>> begin Supplied data
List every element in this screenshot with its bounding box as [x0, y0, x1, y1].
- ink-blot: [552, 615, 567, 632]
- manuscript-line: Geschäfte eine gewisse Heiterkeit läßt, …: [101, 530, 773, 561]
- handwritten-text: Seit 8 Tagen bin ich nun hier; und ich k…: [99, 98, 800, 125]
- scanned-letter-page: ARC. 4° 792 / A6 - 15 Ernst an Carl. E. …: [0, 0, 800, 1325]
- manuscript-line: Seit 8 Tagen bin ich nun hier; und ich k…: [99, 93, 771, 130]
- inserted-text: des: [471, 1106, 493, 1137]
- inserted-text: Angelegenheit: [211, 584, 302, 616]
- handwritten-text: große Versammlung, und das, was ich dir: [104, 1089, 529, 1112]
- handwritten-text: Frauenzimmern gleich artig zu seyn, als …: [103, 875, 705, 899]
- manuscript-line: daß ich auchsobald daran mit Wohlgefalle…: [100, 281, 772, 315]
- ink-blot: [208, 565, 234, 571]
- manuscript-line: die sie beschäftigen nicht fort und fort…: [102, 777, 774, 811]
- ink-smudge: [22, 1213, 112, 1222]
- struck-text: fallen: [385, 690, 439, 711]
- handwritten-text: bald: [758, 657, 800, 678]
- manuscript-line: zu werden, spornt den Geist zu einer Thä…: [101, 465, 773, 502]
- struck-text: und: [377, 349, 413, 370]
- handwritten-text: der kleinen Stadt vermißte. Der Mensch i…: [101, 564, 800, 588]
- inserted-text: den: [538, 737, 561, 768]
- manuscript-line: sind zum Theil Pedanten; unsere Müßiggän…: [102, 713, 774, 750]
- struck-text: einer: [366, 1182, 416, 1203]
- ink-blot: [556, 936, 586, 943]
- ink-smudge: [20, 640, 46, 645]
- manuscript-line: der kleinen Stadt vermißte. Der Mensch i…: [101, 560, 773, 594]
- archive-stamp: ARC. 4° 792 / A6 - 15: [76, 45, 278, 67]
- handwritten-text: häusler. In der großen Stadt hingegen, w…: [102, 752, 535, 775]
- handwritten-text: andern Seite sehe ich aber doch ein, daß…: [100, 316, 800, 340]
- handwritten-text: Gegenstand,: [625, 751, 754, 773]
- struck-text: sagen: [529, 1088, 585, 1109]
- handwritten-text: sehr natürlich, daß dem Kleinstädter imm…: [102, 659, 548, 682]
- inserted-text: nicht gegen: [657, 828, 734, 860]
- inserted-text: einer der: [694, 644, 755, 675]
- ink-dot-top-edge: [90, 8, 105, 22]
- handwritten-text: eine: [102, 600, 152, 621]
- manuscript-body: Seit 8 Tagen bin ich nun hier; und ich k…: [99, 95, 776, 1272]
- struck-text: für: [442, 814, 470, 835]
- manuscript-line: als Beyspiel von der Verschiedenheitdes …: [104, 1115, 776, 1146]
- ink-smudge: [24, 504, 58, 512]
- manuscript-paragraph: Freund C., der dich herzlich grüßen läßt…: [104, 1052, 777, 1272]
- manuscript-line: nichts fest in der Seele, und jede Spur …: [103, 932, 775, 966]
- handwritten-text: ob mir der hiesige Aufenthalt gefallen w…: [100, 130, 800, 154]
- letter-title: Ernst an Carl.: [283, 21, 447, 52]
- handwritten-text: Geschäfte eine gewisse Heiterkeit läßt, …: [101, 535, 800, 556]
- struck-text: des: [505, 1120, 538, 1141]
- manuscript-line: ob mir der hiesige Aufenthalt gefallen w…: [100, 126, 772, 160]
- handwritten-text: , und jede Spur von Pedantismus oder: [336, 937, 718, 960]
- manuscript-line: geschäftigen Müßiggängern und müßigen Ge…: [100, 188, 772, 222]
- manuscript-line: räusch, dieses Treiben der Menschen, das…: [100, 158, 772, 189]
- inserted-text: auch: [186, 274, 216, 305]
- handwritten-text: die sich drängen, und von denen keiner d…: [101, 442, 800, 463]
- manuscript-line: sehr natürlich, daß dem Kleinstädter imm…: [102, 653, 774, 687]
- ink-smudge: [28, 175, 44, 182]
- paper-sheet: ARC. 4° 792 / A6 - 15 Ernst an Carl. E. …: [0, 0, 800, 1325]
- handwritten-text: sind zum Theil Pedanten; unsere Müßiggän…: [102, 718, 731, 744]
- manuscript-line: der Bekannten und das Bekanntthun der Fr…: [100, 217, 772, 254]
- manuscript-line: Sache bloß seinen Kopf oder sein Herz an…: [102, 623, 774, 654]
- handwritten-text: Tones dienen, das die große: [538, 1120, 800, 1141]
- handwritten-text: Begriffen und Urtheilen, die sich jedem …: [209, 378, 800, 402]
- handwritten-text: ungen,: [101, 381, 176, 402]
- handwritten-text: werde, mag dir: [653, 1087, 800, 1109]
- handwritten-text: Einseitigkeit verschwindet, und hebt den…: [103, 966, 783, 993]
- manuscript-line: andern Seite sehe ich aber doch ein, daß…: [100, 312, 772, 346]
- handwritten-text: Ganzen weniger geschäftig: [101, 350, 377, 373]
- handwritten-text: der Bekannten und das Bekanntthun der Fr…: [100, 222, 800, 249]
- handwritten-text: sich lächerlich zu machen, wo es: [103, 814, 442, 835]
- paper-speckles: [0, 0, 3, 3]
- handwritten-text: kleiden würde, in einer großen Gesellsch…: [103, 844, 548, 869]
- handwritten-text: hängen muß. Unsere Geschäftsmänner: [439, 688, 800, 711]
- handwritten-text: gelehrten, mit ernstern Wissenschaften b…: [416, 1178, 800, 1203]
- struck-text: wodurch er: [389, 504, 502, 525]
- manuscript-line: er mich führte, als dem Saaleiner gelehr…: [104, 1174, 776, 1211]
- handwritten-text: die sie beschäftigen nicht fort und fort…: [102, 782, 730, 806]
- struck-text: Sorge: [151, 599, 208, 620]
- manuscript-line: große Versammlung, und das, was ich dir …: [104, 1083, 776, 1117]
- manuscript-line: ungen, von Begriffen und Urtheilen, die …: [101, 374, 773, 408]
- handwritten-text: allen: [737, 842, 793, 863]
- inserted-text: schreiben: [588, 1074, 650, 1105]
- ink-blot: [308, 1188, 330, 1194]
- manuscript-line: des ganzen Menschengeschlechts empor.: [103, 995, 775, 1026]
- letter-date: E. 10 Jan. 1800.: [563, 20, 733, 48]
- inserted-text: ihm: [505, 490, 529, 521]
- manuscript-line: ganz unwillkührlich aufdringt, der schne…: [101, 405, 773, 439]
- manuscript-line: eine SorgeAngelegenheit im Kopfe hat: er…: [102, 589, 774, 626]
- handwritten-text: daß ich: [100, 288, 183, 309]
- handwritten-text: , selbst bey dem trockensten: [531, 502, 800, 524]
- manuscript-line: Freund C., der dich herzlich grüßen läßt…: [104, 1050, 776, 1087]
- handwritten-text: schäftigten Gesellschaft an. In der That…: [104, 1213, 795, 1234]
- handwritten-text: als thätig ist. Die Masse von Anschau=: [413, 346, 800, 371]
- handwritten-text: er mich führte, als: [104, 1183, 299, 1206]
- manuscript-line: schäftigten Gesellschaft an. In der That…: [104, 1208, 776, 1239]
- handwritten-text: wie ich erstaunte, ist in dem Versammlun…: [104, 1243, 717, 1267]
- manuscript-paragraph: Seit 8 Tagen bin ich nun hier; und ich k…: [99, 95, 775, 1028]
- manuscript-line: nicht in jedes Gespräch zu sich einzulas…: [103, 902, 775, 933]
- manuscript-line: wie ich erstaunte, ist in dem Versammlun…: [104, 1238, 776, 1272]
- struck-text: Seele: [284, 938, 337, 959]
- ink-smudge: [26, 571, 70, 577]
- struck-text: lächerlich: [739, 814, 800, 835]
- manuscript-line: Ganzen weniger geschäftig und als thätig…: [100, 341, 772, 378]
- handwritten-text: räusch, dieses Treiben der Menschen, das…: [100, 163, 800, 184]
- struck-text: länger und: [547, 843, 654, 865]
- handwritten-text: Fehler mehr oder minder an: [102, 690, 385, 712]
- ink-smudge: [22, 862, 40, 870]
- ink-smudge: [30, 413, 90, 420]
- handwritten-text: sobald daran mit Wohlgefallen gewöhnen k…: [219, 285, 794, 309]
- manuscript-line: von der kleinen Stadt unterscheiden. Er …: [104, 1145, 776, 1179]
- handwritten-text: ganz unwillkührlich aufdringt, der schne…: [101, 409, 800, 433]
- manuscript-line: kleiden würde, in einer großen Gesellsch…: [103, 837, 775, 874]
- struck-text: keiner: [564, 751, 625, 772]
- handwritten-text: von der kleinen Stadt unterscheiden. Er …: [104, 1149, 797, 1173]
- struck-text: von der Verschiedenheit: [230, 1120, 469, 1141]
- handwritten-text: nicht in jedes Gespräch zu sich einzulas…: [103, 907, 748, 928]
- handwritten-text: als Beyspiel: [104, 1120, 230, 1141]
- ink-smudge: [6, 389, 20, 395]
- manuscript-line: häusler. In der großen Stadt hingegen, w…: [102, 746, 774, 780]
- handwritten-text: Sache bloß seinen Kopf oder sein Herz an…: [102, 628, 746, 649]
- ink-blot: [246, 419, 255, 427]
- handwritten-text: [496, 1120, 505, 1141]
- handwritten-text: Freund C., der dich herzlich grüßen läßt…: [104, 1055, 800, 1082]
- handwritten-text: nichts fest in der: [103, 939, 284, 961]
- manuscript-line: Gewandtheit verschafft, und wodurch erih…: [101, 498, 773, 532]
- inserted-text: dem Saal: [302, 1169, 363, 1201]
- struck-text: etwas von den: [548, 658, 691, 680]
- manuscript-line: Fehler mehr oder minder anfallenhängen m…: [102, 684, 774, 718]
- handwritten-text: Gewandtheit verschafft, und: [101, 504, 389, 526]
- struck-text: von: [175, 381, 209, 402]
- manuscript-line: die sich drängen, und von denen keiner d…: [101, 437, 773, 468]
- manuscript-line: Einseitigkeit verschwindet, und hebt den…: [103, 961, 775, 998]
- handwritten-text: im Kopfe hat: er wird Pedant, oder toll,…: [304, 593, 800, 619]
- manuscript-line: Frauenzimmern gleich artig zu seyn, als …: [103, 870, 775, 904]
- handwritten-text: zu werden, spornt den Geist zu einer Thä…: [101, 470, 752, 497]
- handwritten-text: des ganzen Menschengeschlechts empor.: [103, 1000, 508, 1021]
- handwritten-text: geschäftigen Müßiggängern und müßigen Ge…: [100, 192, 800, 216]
>> end Supplied data
Put the lines from the first line of the entries through the line containing "- handwritten-text: Gegenstand,: [625, 751, 754, 773]", both included, into a Markdown table with the columns Row and Text. Number each row and leave out blank lines.

### Result for this task
| Row | Text |
|---|---|
| 1 | List every element in this screenshot with its bounding box as [x0, y0, x1, y1]. |
| 2 | - ink-blot: [552, 615, 567, 632] |
| 3 | - manuscript-line: Geschäfte eine gewisse Heiterkeit läßt, …: [101, 530, 773, 561] |
| 4 | - handwritten-text: Seit 8 Tagen bin ich nun hier; und ich k…: [99, 98, 800, 125] |
| 5 | - scanned-letter-page: ARC. 4° 792 / A6 - 15 Ernst an Carl. E. …: [0, 0, 800, 1325] |
| 6 | - manuscript-line: Seit 8 Tagen bin ich nun hier; und ich k…: [99, 93, 771, 130] |
| 7 | - inserted-text: des: [471, 1106, 493, 1137] |
| 8 | - inserted-text: Angelegenheit: [211, 584, 302, 616] |
| 9 | - handwritten-text: große Versammlung, und das, was ich dir: [104, 1089, 529, 1112] |
| 10 | - handwritten-text: Frauenzimmern gleich artig zu seyn, als …: [103, 875, 705, 899] |
| 11 | - manuscript-line: daß ich auchsobald daran mit Wohlgefalle…: [100, 281, 772, 315] |
| 12 | - ink-blot: [208, 565, 234, 571] |
| 13 | - manuscript-line: die sie beschäftigen nicht fort und fort…: [102, 777, 774, 811] |
| 14 | - ink-smudge: [22, 1213, 112, 1222] |
| 15 | - struck-text: fallen: [385, 690, 439, 711] |
| 16 | - handwritten-text: bald: [758, 657, 800, 678] |
| 17 | - manuscript-line: zu werden, spornt den Geist zu einer Thä…: [101, 465, 773, 502] |
| 18 | - struck-text: und: [377, 349, 413, 370] |
| 19 | - handwritten-text: der kleinen Stadt vermißte. Der Mensch i…: [101, 564, 800, 588] |
| 20 | - inserted-text: den: [538, 737, 561, 768] |
| 21 | - manuscript-line: sind zum Theil Pedanten; unsere Müßiggän…: [102, 713, 774, 750] |
| 22 | - struck-text: einer: [366, 1182, 416, 1203] |
| 23 | - ink-blot: [556, 936, 586, 943] |
| 24 | - ink-smudge: [20, 640, 46, 645] |
| 25 | - manuscript-line: der kleinen Stadt vermißte. Der Mensch i…: [101, 560, 773, 594] |
| 26 | - archive-stamp: ARC. 4° 792 / A6 - 15: [76, 45, 278, 67] |
| 27 | - handwritten-text: häusler. In der großen Stadt hingegen, w…: [102, 752, 535, 775] |
| 28 | - handwritten-text: andern Seite sehe ich aber doch ein, daß…: [100, 316, 800, 340] |
| 29 | - handwritten-text: Gegenstand,: [625, 751, 754, 773] |